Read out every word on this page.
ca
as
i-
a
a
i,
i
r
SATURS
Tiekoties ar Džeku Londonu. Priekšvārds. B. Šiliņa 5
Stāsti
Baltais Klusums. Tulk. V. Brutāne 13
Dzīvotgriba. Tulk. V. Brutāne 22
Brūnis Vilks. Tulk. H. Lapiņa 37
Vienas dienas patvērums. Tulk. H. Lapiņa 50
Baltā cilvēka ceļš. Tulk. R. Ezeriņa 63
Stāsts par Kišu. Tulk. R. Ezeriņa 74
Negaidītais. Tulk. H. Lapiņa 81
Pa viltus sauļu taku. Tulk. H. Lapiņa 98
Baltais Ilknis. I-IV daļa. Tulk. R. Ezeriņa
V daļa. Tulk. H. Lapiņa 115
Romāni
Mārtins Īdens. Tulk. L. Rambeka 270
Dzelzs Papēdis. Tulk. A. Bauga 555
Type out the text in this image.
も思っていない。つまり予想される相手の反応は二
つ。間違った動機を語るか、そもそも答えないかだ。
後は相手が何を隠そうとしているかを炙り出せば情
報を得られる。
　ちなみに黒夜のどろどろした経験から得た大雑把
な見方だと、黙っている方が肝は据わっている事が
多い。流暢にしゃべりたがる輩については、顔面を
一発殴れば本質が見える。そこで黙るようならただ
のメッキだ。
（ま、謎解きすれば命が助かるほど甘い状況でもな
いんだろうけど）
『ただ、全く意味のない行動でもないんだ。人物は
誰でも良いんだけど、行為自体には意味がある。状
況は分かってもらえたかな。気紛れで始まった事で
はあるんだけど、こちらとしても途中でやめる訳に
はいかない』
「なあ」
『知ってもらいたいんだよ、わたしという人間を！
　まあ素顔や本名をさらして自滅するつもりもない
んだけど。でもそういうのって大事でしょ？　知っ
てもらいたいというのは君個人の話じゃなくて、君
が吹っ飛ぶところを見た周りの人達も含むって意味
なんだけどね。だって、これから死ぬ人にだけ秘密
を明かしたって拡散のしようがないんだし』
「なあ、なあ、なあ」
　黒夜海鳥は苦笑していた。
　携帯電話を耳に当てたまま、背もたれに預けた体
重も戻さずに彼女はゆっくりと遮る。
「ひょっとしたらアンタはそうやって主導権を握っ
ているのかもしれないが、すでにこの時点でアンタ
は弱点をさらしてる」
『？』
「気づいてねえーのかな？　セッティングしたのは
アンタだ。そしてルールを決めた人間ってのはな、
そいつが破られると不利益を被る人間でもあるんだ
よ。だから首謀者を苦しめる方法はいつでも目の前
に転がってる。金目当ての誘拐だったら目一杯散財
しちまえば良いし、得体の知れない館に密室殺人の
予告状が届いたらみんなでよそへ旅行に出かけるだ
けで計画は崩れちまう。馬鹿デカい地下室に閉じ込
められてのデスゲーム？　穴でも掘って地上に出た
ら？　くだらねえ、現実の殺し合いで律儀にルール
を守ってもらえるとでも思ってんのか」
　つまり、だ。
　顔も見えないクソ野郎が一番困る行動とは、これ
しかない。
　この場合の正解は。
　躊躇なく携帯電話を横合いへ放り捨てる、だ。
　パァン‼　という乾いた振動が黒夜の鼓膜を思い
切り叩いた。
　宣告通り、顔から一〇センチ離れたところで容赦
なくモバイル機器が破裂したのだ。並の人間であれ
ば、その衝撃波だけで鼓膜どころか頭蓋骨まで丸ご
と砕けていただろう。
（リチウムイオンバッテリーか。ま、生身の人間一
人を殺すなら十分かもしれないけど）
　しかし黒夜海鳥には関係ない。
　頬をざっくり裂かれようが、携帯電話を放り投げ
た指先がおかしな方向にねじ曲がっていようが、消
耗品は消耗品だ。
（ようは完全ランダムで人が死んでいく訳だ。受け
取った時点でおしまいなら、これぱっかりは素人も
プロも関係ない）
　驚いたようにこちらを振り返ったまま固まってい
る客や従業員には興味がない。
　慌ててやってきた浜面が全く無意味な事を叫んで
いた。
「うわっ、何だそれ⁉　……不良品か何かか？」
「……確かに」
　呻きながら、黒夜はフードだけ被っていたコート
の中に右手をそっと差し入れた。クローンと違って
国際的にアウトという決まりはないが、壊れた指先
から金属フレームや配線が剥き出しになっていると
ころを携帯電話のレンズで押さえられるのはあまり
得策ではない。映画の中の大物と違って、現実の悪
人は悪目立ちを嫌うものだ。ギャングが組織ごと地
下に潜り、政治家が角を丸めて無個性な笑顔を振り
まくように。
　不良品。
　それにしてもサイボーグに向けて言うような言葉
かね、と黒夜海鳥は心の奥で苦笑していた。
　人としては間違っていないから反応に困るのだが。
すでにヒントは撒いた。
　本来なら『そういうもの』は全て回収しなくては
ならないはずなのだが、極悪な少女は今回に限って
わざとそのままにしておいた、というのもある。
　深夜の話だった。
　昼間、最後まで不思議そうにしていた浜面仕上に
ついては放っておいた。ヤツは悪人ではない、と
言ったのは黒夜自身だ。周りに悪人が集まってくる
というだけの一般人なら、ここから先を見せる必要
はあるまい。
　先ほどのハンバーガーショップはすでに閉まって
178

————

## [Task prompt]
Repeat each record in full; every line must match exactly.

## [Answer to this exercise]
Read out every word on this page.
ca
as
i-
a
a
i,
i
r
SATURS
Tiekoties ar Džeku Londonu. Priekšvārds. B. Šiliņa 5
Stāsti
Baltais Klusums. Tulk. V. Brutāne 13
Dzīvotgriba. Tulk. V. Brutāne 22
Brūnis Vilks. Tulk. H. Lapiņa 37
Vienas dienas patvērums. Tulk. H. Lapiņa 50
Baltā cilvēka ceļš. Tulk. R. Ezeriņa 63
Stāsts par Kišu. Tulk. R. Ezeriņa 74
Negaidītais. Tulk. H. Lapiņa 81
Pa viltus sauļu taku. Tulk. H. Lapiņa 98
Baltais Ilknis. I-IV daļa. Tulk. R. Ezeriņa
V daļa. Tulk. H. Lapiņa 115
Romāni
Mārtins Īdens. Tulk. L. Rambeka 270
Dzelzs Papēdis. Tulk. A. Bauga 555
Type out the text in this image.
も思っていない。つまり予想される相手の反応は二
つ。間違った動機を語るか、そもそも答えないかだ。
後は相手が何を隠そうとしているかを炙り出せば情
報を得られる。
　ちなみに黒夜のどろどろした経験から得た大雑把
な見方だと、黙っている方が肝は据わっている事が
多い。流暢にしゃべりたがる輩については、顔面を
一発殴れば本質が見える。そこで黙るようならただ
のメッキだ。
（ま、謎解きすれば命が助かるほど甘い状況でもな
いんだろうけど）
『ただ、全く意味のない行動でもないんだ。人物は
誰でも良いんだけど、行為自体には意味がある。状
況は分かってもらえたかな。気紛れで始まった事で
はあるんだけど、こちらとしても途中でやめる訳に
はいかない』
「なあ」
『知ってもらいたいんだよ、わたしという人間を！
　まあ素顔や本名をさらして自滅するつもりもない
んだけど。でもそういうのって大事でしょ？　知っ
てもらいたいというのは君個人の話じゃなくて、君
が吹っ飛ぶところを見た周りの人達も含むって意味
なんだけどね。だって、これから死ぬ人にだけ秘密
を明かしたって拡散のしようがないんだし』
「なあ、なあ、なあ」
　黒夜海鳥は苦笑していた。
　携帯電話を耳に当てたまま、背もたれに預けた体
重も戻さずに彼女はゆっくりと遮る。
「ひょっとしたらアンタはそうやって主導権を握っ
ているのかもしれないが、すでにこの時点でアンタ
は弱点をさらしてる」
『？』
「気づいてねえーのかな？　セッティングしたのは
アンタだ。そしてルールを決めた人間ってのはな、
そいつが破られると不利益を被る人間でもあるんだ
よ。だから首謀者を苦しめる方法はいつでも目の前
に転がってる。金目当ての誘拐だったら目一杯散財
しちまえば良いし、得体の知れない館に密室殺人の
予告状が届いたらみんなでよそへ旅行に出かけるだ
けで計画は崩れちまう。馬鹿デカい地下室に閉じ込
められてのデスゲーム？　穴でも掘って地上に出た
ら？　くだらねえ、現実の殺し合いで律儀にルール
を守ってもらえるとでも思ってんのか」
　つまり、だ。
　顔も見えないクソ野郎が一番困る行動とは、これ
しかない。
　この場合の正解は。
　躊躇なく携帯電話を横合いへ放り捨てる、だ。
　パァン‼　という乾いた振動が黒夜の鼓膜を思い
切り叩いた。
　宣告通り、顔から一〇センチ離れたところで容赦
なくモバイル機器が破裂したのだ。並の人間であれ
ば、その衝撃波だけで鼓膜どころか頭蓋骨まで丸ご
と砕けていただろう。
（リチウムイオンバッテリーか。ま、生身の人間一
人を殺すなら十分かもしれないけど）
　しかし黒夜海鳥には関係ない。
　頬をざっくり裂かれようが、携帯電話を放り投げ
た指先がおかしな方向にねじ曲がっていようが、消
耗品は消耗品だ。
（ようは完全ランダムで人が死んでいく訳だ。受け
取った時点でおしまいなら、これぱっかりは素人も
プロも関係ない）
　驚いたようにこちらを振り返ったまま固まってい
る客や従業員には興味がない。
　慌ててやってきた浜面が全く無意味な事を叫んで
いた。
「うわっ、何だそれ⁉　……不良品か何かか？」
「……確かに」
　呻きながら、黒夜はフードだけ被っていたコート
の中に右手をそっと差し入れた。クローンと違って
国際的にアウトという決まりはないが、壊れた指先
から金属フレームや配線が剥き出しになっていると
ころを携帯電話のレンズで押さえられるのはあまり
得策ではない。映画の中の大物と違って、現実の悪
人は悪目立ちを嫌うものだ。ギャングが組織ごと地
下に潜り、政治家が角を丸めて無個性な笑顔を振り
まくように。
　不良品。
　それにしてもサイボーグに向けて言うような言葉
かね、と黒夜海鳥は心の奥で苦笑していた。
　人としては間違っていないから反応に困るのだが。
すでにヒントは撒いた。
　本来なら『そういうもの』は全て回収しなくては
ならないはずなのだが、極悪な少女は今回に限って
わざとそのままにしておいた、というのもある。
　深夜の話だった。
　昼間、最後まで不思議そうにしていた浜面仕上に
ついては放っておいた。ヤツは悪人ではない、と
言ったのは黒夜自身だ。周りに悪人が集まってくる
というだけの一般人なら、ここから先を見せる必要
はあるまい。
　先ほどのハンバーガーショップはすでに閉まって
178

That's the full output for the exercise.